EXERCISE DESCRIPTION: Output every line of the data exactly as it appears.

━━ LISTED ENTRIES ━━

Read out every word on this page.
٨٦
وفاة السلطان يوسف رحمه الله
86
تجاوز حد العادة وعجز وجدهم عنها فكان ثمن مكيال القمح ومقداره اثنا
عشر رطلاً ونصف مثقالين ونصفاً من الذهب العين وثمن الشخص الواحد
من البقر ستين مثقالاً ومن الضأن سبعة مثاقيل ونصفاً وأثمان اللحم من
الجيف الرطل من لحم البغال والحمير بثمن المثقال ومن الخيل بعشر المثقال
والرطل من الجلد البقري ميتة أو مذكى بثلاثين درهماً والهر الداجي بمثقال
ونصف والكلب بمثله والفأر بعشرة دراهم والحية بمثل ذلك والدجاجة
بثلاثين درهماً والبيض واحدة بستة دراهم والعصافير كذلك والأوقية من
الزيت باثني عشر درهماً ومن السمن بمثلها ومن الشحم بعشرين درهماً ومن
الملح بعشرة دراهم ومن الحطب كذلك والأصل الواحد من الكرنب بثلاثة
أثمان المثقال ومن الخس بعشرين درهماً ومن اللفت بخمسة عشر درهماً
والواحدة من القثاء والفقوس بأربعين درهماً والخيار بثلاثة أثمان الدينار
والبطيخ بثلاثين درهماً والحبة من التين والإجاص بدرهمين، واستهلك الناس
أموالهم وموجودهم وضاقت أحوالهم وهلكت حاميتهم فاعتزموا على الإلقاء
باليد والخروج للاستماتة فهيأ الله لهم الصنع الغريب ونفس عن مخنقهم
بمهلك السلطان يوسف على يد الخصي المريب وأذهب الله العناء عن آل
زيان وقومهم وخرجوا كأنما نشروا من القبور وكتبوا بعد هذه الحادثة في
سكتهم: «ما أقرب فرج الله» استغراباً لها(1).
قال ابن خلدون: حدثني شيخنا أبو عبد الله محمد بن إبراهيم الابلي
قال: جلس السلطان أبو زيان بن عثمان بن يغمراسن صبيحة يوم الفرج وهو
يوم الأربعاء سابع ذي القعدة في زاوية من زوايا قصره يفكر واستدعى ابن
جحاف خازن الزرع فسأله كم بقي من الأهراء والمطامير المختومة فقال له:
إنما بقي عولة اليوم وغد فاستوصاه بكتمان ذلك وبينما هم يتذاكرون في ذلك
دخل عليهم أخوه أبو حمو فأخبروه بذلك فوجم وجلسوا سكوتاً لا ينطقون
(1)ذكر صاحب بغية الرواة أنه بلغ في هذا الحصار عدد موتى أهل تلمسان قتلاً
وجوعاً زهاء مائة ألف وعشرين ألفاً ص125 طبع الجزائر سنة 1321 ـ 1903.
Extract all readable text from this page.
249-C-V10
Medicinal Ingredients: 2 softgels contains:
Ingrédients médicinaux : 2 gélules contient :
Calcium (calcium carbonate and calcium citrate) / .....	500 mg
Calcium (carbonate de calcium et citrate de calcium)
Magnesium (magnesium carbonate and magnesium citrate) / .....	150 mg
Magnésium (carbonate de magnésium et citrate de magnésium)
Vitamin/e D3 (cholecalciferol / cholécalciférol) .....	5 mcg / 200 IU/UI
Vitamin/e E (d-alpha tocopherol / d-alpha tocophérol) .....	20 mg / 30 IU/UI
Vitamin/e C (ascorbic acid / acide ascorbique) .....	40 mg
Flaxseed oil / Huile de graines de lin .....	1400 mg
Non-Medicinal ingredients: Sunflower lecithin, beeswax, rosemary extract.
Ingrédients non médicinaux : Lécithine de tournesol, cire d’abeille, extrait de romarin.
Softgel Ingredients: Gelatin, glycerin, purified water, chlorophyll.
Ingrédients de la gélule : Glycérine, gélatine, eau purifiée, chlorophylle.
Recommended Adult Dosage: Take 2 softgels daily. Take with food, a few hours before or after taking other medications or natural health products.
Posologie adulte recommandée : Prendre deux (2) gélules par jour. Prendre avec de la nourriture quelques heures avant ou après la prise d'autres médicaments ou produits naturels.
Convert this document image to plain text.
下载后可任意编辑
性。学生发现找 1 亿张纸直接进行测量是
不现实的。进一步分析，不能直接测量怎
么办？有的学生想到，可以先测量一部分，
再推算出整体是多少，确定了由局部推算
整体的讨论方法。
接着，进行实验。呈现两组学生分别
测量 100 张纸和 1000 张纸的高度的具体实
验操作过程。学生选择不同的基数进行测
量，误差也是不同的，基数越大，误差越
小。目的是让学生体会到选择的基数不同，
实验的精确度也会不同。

━━━

RESULT:
Read out every word on this page.
٨٦
وفاة السلطان يوسف رحمه الله
86
تجاوز حد العادة وعجز وجدهم عنها فكان ثمن مكيال القمح ومقداره اثنا
عشر رطلاً ونصف مثقالين ونصفاً من الذهب العين وثمن الشخص الواحد
من البقر ستين مثقالاً ومن الضأن سبعة مثاقيل ونصفاً وأثمان اللحم من
الجيف الرطل من لحم البغال والحمير بثمن المثقال ومن الخيل بعشر المثقال
والرطل من الجلد البقري ميتة أو مذكى بثلاثين درهماً والهر الداجي بمثقال
ونصف والكلب بمثله والفأر بعشرة دراهم والحية بمثل ذلك والدجاجة
بثلاثين درهماً والبيض واحدة بستة دراهم والعصافير كذلك والأوقية من
الزيت باثني عشر درهماً ومن السمن بمثلها ومن الشحم بعشرين درهماً ومن
الملح بعشرة دراهم ومن الحطب كذلك والأصل الواحد من الكرنب بثلاثة
أثمان المثقال ومن الخس بعشرين درهماً ومن اللفت بخمسة عشر درهماً
والواحدة من القثاء والفقوس بأربعين درهماً والخيار بثلاثة أثمان الدينار
والبطيخ بثلاثين درهماً والحبة من التين والإجاص بدرهمين، واستهلك الناس
أموالهم وموجودهم وضاقت أحوالهم وهلكت حاميتهم فاعتزموا على الإلقاء
باليد والخروج للاستماتة فهيأ الله لهم الصنع الغريب ونفس عن مخنقهم
بمهلك السلطان يوسف على يد الخصي المريب وأذهب الله العناء عن آل
زيان وقومهم وخرجوا كأنما نشروا من القبور وكتبوا بعد هذه الحادثة في
سكتهم: «ما أقرب فرج الله» استغراباً لها(1).
قال ابن خلدون: حدثني شيخنا أبو عبد الله محمد بن إبراهيم الابلي
قال: جلس السلطان أبو زيان بن عثمان بن يغمراسن صبيحة يوم الفرج وهو
يوم الأربعاء سابع ذي القعدة في زاوية من زوايا قصره يفكر واستدعى ابن
جحاف خازن الزرع فسأله كم بقي من الأهراء والمطامير المختومة فقال له:
إنما بقي عولة اليوم وغد فاستوصاه بكتمان ذلك وبينما هم يتذاكرون في ذلك
دخل عليهم أخوه أبو حمو فأخبروه بذلك فوجم وجلسوا سكوتاً لا ينطقون
(1)ذكر صاحب بغية الرواة أنه بلغ في هذا الحصار عدد موتى أهل تلمسان قتلاً
وجوعاً زهاء مائة ألف وعشرين ألفاً ص125 طبع الجزائر سنة 1321 ـ 1903.
Extract all readable text from this page.
249-C-V10
Medicinal Ingredients: 2 softgels contains:
Ingrédients médicinaux : 2 gélules contient :
Calcium (calcium carbonate and calcium citrate) / .....	500 mg
Calcium (carbonate de calcium et citrate de calcium)
Magnesium (magnesium carbonate and magnesium citrate) / .....	150 mg
Magnésium (carbonate de magnésium et citrate de magnésium)
Vitamin/e D3 (cholecalciferol / cholécalciférol) .....	5 mcg / 200 IU/UI
Vitamin/e E (d-alpha tocopherol / d-alpha tocophérol) .....	20 mg / 30 IU/UI
Vitamin/e C (ascorbic acid / acide ascorbique) .....	40 mg
Flaxseed oil / Huile de graines de lin .....	1400 mg
Non-Medicinal ingredients: Sunflower lecithin, beeswax, rosemary extract.
Ingrédients non médicinaux : Lécithine de tournesol, cire d’abeille, extrait de romarin.
Softgel Ingredients: Gelatin, glycerin, purified water, chlorophyll.
Ingrédients de la gélule : Glycérine, gélatine, eau purifiée, chlorophylle.
Recommended Adult Dosage: Take 2 softgels daily. Take with food, a few hours before or after taking other medications or natural health products.
Posologie adulte recommandée : Prendre deux (2) gélules par jour. Prendre avec de la nourriture quelques heures avant ou après la prise d'autres médicaments ou produits naturels.
Convert this document image to plain text.
下载后可任意编辑
性。学生发现找 1 亿张纸直接进行测量是
不现实的。进一步分析，不能直接测量怎
么办？有的学生想到，可以先测量一部分，
再推算出整体是多少，确定了由局部推算
整体的讨论方法。
接着，进行实验。呈现两组学生分别
测量 100 张纸和 1000 张纸的高度的具体实
验操作过程。学生选择不同的基数进行测
量，误差也是不同的，基数越大，误差越
小。目的是让学生体会到选择的基数不同，
实验的精确度也会不同。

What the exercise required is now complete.